_What is asked_
Return each line of the data below exactly, omitting any pictures.

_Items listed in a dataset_
============

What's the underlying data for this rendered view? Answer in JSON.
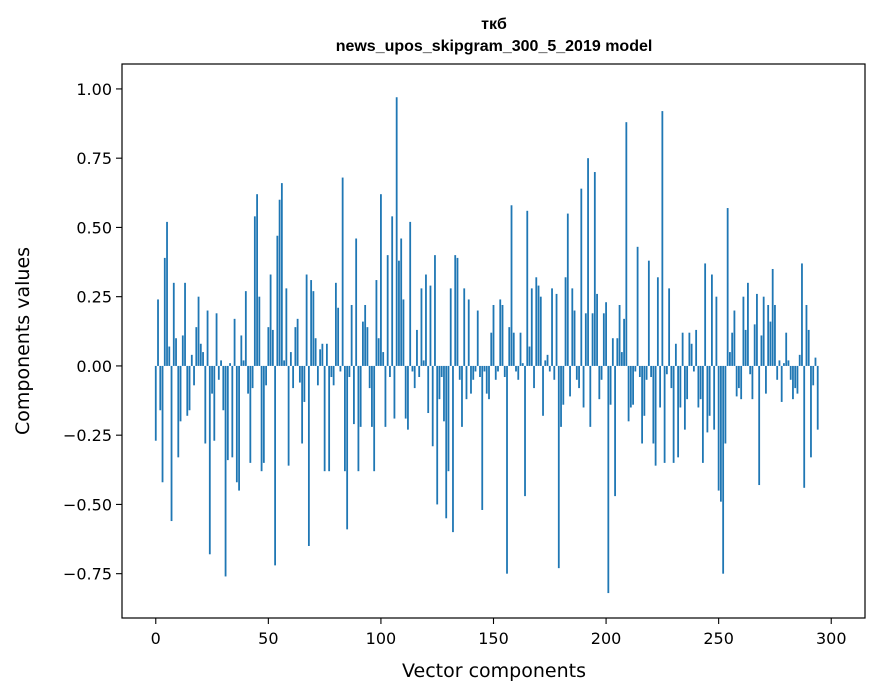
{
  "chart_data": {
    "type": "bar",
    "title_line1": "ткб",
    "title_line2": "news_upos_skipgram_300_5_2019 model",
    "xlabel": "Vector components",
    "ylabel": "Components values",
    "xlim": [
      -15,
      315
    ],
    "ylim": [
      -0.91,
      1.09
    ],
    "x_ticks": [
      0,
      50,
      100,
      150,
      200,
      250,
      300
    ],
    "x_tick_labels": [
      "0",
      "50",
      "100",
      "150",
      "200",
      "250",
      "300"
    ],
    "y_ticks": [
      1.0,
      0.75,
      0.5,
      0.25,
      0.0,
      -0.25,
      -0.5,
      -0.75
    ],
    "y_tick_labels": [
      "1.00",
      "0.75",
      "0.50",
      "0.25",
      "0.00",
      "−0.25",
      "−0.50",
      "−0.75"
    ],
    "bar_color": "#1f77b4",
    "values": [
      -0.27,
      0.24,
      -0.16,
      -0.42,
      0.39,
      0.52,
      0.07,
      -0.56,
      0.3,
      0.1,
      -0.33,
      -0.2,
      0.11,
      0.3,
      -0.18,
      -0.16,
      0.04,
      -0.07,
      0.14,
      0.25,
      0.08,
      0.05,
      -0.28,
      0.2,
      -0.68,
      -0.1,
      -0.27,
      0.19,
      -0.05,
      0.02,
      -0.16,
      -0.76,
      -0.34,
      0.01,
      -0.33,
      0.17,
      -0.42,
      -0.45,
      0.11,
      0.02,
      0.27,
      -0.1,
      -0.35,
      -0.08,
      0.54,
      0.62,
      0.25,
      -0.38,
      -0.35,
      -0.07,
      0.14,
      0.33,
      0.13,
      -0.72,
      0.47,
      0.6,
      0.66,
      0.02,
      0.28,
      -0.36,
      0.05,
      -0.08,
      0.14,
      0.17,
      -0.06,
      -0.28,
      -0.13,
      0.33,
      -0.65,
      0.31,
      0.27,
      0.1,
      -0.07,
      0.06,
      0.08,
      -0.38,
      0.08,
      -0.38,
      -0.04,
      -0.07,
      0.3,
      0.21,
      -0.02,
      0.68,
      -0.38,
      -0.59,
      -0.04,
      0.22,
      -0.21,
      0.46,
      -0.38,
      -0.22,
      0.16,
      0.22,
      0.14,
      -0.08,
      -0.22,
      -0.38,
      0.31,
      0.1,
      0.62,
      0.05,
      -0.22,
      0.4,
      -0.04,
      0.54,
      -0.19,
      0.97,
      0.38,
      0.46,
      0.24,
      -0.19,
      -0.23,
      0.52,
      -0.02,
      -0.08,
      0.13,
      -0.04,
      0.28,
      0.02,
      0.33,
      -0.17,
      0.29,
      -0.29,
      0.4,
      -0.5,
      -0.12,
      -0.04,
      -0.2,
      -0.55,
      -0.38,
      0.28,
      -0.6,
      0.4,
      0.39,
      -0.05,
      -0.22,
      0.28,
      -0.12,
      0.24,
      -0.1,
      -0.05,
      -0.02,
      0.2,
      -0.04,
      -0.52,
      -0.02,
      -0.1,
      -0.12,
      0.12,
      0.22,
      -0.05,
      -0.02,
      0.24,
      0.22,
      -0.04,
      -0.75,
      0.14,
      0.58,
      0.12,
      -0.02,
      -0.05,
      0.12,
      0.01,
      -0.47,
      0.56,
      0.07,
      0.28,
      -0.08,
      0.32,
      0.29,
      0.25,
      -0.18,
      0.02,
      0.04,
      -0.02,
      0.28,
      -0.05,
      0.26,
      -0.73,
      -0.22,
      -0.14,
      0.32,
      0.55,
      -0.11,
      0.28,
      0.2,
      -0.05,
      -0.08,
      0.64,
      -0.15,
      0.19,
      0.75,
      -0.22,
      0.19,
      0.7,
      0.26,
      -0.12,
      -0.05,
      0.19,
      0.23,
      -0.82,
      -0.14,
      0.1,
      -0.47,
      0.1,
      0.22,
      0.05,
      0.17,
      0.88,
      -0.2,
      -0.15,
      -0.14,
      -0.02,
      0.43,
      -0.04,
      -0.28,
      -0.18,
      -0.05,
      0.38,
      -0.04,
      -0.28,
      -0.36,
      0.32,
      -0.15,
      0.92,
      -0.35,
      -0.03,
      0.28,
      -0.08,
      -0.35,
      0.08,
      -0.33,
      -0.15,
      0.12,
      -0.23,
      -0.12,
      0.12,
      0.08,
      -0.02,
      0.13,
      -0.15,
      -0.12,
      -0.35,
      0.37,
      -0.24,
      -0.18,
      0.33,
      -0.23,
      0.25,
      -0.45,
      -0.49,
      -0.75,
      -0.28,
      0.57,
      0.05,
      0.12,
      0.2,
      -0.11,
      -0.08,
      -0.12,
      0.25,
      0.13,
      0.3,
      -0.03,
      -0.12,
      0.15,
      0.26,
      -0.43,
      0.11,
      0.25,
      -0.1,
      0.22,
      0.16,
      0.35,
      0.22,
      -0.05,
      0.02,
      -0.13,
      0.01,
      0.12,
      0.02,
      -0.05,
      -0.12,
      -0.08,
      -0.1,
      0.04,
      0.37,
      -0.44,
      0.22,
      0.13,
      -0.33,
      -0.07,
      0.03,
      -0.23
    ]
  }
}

============

_Solution to the problem_
What's the underlying data for this rendered view? Answer in JSON.
{
  "chart_data": {
    "type": "bar",
    "title_line1": "ткб",
    "title_line2": "news_upos_skipgram_300_5_2019 model",
    "xlabel": "Vector components",
    "ylabel": "Components values",
    "xlim": [
      -15,
      315
    ],
    "ylim": [
      -0.91,
      1.09
    ],
    "x_ticks": [
      0,
      50,
      100,
      150,
      200,
      250,
      300
    ],
    "x_tick_labels": [
      "0",
      "50",
      "100",
      "150",
      "200",
      "250",
      "300"
    ],
    "y_ticks": [
      1.0,
      0.75,
      0.5,
      0.25,
      0.0,
      -0.25,
      -0.5,
      -0.75
    ],
    "y_tick_labels": [
      "1.00",
      "0.75",
      "0.50",
      "0.25",
      "0.00",
      "−0.25",
      "−0.50",
      "−0.75"
    ],
    "bar_color": "#1f77b4",
    "values": [
      -0.27,
      0.24,
      -0.16,
      -0.42,
      0.39,
      0.52,
      0.07,
      -0.56,
      0.3,
      0.1,
      -0.33,
      -0.2,
      0.11,
      0.3,
      -0.18,
      -0.16,
      0.04,
      -0.07,
      0.14,
      0.25,
      0.08,
      0.05,
      -0.28,
      0.2,
      -0.68,
      -0.1,
      -0.27,
      0.19,
      -0.05,
      0.02,
      -0.16,
      -0.76,
      -0.34,
      0.01,
      -0.33,
      0.17,
      -0.42,
      -0.45,
      0.11,
      0.02,
      0.27,
      -0.1,
      -0.35,
      -0.08,
      0.54,
      0.62,
      0.25,
      -0.38,
      -0.35,
      -0.07,
      0.14,
      0.33,
      0.13,
      -0.72,
      0.47,
      0.6,
      0.66,
      0.02,
      0.28,
      -0.36,
      0.05,
      -0.08,
      0.14,
      0.17,
      -0.06,
      -0.28,
      -0.13,
      0.33,
      -0.65,
      0.31,
      0.27,
      0.1,
      -0.07,
      0.06,
      0.08,
      -0.38,
      0.08,
      -0.38,
      -0.04,
      -0.07,
      0.3,
      0.21,
      -0.02,
      0.68,
      -0.38,
      -0.59,
      -0.04,
      0.22,
      -0.21,
      0.46,
      -0.38,
      -0.22,
      0.16,
      0.22,
      0.14,
      -0.08,
      -0.22,
      -0.38,
      0.31,
      0.1,
      0.62,
      0.05,
      -0.22,
      0.4,
      -0.04,
      0.54,
      -0.19,
      0.97,
      0.38,
      0.46,
      0.24,
      -0.19,
      -0.23,
      0.52,
      -0.02,
      -0.08,
      0.13,
      -0.04,
      0.28,
      0.02,
      0.33,
      -0.17,
      0.29,
      -0.29,
      0.4,
      -0.5,
      -0.12,
      -0.04,
      -0.2,
      -0.55,
      -0.38,
      0.28,
      -0.6,
      0.4,
      0.39,
      -0.05,
      -0.22,
      0.28,
      -0.12,
      0.24,
      -0.1,
      -0.05,
      -0.02,
      0.2,
      -0.04,
      -0.52,
      -0.02,
      -0.1,
      -0.12,
      0.12,
      0.22,
      -0.05,
      -0.02,
      0.24,
      0.22,
      -0.04,
      -0.75,
      0.14,
      0.58,
      0.12,
      -0.02,
      -0.05,
      0.12,
      0.01,
      -0.47,
      0.56,
      0.07,
      0.28,
      -0.08,
      0.32,
      0.29,
      0.25,
      -0.18,
      0.02,
      0.04,
      -0.02,
      0.28,
      -0.05,
      0.26,
      -0.73,
      -0.22,
      -0.14,
      0.32,
      0.55,
      -0.11,
      0.28,
      0.2,
      -0.05,
      -0.08,
      0.64,
      -0.15,
      0.19,
      0.75,
      -0.22,
      0.19,
      0.7,
      0.26,
      -0.12,
      -0.05,
      0.19,
      0.23,
      -0.82,
      -0.14,
      0.1,
      -0.47,
      0.1,
      0.22,
      0.05,
      0.17,
      0.88,
      -0.2,
      -0.15,
      -0.14,
      -0.02,
      0.43,
      -0.04,
      -0.28,
      -0.18,
      -0.05,
      0.38,
      -0.04,
      -0.28,
      -0.36,
      0.32,
      -0.15,
      0.92,
      -0.35,
      -0.03,
      0.28,
      -0.08,
      -0.35,
      0.08,
      -0.33,
      -0.15,
      0.12,
      -0.23,
      -0.12,
      0.12,
      0.08,
      -0.02,
      0.13,
      -0.15,
      -0.12,
      -0.35,
      0.37,
      -0.24,
      -0.18,
      0.33,
      -0.23,
      0.25,
      -0.45,
      -0.49,
      -0.75,
      -0.28,
      0.57,
      0.05,
      0.12,
      0.2,
      -0.11,
      -0.08,
      -0.12,
      0.25,
      0.13,
      0.3,
      -0.03,
      -0.12,
      0.15,
      0.26,
      -0.43,
      0.11,
      0.25,
      -0.1,
      0.22,
      0.16,
      0.35,
      0.22,
      -0.05,
      0.02,
      -0.13,
      0.01,
      0.12,
      0.02,
      -0.05,
      -0.12,
      -0.08,
      -0.1,
      0.04,
      0.37,
      -0.44,
      0.22,
      0.13,
      -0.33,
      -0.07,
      0.03,
      -0.23
    ]
  }
}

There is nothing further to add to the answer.